What is required —
Return the listing word for word, as given.

Source data —
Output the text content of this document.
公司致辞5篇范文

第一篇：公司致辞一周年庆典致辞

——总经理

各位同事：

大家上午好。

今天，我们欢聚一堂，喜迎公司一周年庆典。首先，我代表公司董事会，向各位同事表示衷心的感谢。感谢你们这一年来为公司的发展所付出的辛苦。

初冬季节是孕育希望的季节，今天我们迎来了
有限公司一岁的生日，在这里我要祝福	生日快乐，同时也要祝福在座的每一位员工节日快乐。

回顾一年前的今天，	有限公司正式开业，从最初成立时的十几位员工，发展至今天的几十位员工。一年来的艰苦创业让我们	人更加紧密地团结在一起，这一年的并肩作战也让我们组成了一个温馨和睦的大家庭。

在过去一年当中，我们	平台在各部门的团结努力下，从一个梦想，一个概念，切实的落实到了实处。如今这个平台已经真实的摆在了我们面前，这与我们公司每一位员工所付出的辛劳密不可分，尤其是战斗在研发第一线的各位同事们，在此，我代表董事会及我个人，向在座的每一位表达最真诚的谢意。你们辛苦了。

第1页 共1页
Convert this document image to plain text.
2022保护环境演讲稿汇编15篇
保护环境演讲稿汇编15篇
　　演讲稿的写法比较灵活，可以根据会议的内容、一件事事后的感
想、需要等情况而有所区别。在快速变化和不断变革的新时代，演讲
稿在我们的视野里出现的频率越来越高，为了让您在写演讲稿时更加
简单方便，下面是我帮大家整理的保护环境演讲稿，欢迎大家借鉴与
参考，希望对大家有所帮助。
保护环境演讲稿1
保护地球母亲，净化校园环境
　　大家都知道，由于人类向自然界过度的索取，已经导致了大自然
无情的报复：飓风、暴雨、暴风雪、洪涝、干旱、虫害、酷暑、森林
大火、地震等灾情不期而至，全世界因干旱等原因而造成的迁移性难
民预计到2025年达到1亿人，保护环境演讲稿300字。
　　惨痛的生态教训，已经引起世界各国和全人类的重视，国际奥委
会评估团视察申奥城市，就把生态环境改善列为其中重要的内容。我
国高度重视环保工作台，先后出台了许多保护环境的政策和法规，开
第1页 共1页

Response —
Output the text content of this document.
公司致辞5篇范文

第一篇：公司致辞一周年庆典致辞

——总经理

各位同事：

大家上午好。

今天，我们欢聚一堂，喜迎公司一周年庆典。首先，我代表公司董事会，向各位同事表示衷心的感谢。感谢你们这一年来为公司的发展所付出的辛苦。

初冬季节是孕育希望的季节，今天我们迎来了
有限公司一岁的生日，在这里我要祝福	生日快乐，同时也要祝福在座的每一位员工节日快乐。

回顾一年前的今天，	有限公司正式开业，从最初成立时的十几位员工，发展至今天的几十位员工。一年来的艰苦创业让我们	人更加紧密地团结在一起，这一年的并肩作战也让我们组成了一个温馨和睦的大家庭。

在过去一年当中，我们	平台在各部门的团结努力下，从一个梦想，一个概念，切实的落实到了实处。如今这个平台已经真实的摆在了我们面前，这与我们公司每一位员工所付出的辛劳密不可分，尤其是战斗在研发第一线的各位同事们，在此，我代表董事会及我个人，向在座的每一位表达最真诚的谢意。你们辛苦了。

第1页 共1页
Convert this document image to plain text.
2022保护环境演讲稿汇编15篇
保护环境演讲稿汇编15篇
　　演讲稿的写法比较灵活，可以根据会议的内容、一件事事后的感
想、需要等情况而有所区别。在快速变化和不断变革的新时代，演讲
稿在我们的视野里出现的频率越来越高，为了让您在写演讲稿时更加
简单方便，下面是我帮大家整理的保护环境演讲稿，欢迎大家借鉴与
参考，希望对大家有所帮助。
保护环境演讲稿1
保护地球母亲，净化校园环境
　　大家都知道，由于人类向自然界过度的索取，已经导致了大自然
无情的报复：飓风、暴雨、暴风雪、洪涝、干旱、虫害、酷暑、森林
大火、地震等灾情不期而至，全世界因干旱等原因而造成的迁移性难
民预计到2025年达到1亿人，保护环境演讲稿300字。
　　惨痛的生态教训，已经引起世界各国和全人类的重视，国际奥委
会评估团视察申奥城市，就把生态环境改善列为其中重要的内容。我
国高度重视环保工作台，先后出台了许多保护环境的政策和法规，开
第1页 共1页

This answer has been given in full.